**Stored data**:
## start

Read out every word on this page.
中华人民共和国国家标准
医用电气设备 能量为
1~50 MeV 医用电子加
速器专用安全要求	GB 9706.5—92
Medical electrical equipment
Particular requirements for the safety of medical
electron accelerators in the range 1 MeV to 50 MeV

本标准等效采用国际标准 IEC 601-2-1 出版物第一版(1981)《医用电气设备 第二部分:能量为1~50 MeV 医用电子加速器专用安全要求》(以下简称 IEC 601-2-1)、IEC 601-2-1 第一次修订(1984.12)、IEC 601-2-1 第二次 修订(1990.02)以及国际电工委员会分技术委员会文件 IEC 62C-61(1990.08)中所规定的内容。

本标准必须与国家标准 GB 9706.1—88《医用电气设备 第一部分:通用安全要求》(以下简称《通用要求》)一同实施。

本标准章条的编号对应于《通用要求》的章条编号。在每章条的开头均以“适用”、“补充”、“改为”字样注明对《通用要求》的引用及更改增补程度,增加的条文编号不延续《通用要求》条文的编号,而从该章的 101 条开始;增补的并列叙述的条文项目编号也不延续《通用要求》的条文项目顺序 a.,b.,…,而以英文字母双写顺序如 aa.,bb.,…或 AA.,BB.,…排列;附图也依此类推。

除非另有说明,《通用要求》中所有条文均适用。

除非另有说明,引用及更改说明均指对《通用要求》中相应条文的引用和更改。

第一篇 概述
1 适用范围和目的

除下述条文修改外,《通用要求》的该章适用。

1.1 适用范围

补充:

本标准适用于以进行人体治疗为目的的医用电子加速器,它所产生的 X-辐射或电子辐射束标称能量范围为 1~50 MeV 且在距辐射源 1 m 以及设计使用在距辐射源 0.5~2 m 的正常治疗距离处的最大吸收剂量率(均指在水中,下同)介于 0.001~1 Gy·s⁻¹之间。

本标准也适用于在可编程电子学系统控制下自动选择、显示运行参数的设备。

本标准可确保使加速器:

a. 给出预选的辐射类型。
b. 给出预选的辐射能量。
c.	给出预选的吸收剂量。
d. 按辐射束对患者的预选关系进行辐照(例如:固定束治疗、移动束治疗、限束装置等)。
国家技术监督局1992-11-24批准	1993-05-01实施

## end

**EXERCISE GOAL**: Exactly as shown above, return every record.

**SOLUTION TO THIS EXERCISE**:
Read out every word on this page.
中华人民共和国国家标准
医用电气设备 能量为
1~50 MeV 医用电子加
速器专用安全要求	GB 9706.5—92
Medical electrical equipment
Particular requirements for the safety of medical
electron accelerators in the range 1 MeV to 50 MeV

本标准等效采用国际标准 IEC 601-2-1 出版物第一版(1981)《医用电气设备 第二部分:能量为1~50 MeV 医用电子加速器专用安全要求》(以下简称 IEC 601-2-1)、IEC 601-2-1 第一次修订(1984.12)、IEC 601-2-1 第二次 修订(1990.02)以及国际电工委员会分技术委员会文件 IEC 62C-61(1990.08)中所规定的内容。

本标准必须与国家标准 GB 9706.1—88《医用电气设备 第一部分:通用安全要求》(以下简称《通用要求》)一同实施。

本标准章条的编号对应于《通用要求》的章条编号。在每章条的开头均以“适用”、“补充”、“改为”字样注明对《通用要求》的引用及更改增补程度,增加的条文编号不延续《通用要求》条文的编号,而从该章的 101 条开始;增补的并列叙述的条文项目编号也不延续《通用要求》的条文项目顺序 a.,b.,…,而以英文字母双写顺序如 aa.,bb.,…或 AA.,BB.,…排列;附图也依此类推。

除非另有说明,《通用要求》中所有条文均适用。

除非另有说明,引用及更改说明均指对《通用要求》中相应条文的引用和更改。

第一篇 概述
1 适用范围和目的

除下述条文修改外,《通用要求》的该章适用。

1.1 适用范围

补充:

本标准适用于以进行人体治疗为目的的医用电子加速器,它所产生的 X-辐射或电子辐射束标称能量范围为 1~50 MeV 且在距辐射源 1 m 以及设计使用在距辐射源 0.5~2 m 的正常治疗距离处的最大吸收剂量率(均指在水中,下同)介于 0.001~1 Gy·s⁻¹之间。

本标准也适用于在可编程电子学系统控制下自动选择、显示运行参数的设备。

本标准可确保使加速器:

a. 给出预选的辐射类型。
b. 给出预选的辐射能量。
c.	给出预选的吸收剂量。
d. 按辐射束对患者的预选关系进行辐照(例如:固定束治疗、移动束治疗、限束装置等)。
国家技术监督局1992-11-24批准	1993-05-01实施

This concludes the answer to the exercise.